● Records for this task:
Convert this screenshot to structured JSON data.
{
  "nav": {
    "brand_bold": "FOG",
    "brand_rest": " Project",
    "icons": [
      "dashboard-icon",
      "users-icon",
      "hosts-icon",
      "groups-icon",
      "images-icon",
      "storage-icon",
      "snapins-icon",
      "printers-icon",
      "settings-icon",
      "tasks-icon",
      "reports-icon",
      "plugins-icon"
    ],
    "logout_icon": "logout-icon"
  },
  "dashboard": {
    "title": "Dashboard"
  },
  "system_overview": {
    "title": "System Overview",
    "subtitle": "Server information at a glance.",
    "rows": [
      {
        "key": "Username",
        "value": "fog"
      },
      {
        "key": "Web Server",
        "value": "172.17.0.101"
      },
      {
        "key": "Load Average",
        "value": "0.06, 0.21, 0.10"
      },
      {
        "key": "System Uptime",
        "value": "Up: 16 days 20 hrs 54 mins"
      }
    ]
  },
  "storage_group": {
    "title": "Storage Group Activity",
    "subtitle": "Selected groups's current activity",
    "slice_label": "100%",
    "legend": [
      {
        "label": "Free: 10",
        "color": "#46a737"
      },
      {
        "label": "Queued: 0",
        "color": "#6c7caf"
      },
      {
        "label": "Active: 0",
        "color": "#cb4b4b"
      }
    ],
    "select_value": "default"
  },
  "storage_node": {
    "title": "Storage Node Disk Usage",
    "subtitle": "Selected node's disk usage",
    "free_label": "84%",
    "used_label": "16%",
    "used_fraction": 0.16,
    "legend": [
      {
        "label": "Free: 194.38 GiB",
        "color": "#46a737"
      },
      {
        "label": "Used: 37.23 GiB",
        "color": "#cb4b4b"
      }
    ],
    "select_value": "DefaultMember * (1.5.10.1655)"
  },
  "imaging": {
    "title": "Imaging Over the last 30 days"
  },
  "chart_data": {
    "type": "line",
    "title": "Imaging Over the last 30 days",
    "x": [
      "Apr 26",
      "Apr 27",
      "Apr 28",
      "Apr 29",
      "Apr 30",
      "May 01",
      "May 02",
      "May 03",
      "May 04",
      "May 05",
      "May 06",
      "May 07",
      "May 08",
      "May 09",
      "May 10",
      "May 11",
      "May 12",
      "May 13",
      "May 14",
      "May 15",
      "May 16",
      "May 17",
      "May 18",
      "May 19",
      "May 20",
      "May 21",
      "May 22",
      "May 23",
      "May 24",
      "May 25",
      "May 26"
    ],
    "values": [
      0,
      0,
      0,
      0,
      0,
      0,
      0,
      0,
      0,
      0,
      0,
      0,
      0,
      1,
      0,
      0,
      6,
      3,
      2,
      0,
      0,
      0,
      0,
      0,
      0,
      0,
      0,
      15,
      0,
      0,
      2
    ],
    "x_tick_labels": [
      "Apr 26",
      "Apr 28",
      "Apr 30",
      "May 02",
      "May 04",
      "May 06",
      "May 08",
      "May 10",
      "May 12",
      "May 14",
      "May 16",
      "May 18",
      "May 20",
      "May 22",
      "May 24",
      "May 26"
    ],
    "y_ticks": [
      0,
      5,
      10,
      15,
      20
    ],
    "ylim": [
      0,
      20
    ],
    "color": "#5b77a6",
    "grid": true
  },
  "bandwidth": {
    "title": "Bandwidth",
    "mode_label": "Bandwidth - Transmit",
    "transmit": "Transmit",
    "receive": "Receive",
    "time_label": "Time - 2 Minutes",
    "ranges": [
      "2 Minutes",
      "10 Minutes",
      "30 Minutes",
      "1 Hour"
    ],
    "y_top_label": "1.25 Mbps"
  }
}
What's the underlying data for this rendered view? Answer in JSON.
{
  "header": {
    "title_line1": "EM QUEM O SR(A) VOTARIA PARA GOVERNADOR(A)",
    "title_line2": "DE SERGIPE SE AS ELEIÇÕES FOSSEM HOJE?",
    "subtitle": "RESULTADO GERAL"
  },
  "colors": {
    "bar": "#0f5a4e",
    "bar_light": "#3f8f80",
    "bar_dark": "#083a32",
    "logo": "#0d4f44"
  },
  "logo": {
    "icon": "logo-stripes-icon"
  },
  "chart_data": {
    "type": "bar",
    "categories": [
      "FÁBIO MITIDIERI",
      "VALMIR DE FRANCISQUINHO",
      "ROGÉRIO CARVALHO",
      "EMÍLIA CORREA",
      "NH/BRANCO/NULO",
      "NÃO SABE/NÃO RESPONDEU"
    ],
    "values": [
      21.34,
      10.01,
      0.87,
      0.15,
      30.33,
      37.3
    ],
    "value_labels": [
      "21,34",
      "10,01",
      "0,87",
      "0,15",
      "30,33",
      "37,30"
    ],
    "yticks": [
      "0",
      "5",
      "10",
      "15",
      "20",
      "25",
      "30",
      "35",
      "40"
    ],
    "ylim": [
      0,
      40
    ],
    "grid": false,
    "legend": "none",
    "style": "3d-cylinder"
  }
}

● Goal: Find and copy each line above that includes the string "JSON".

● Output of the exercise:
Convert this screenshot to structured JSON data.
What's the underlying data for this rendered view? Answer in JSON.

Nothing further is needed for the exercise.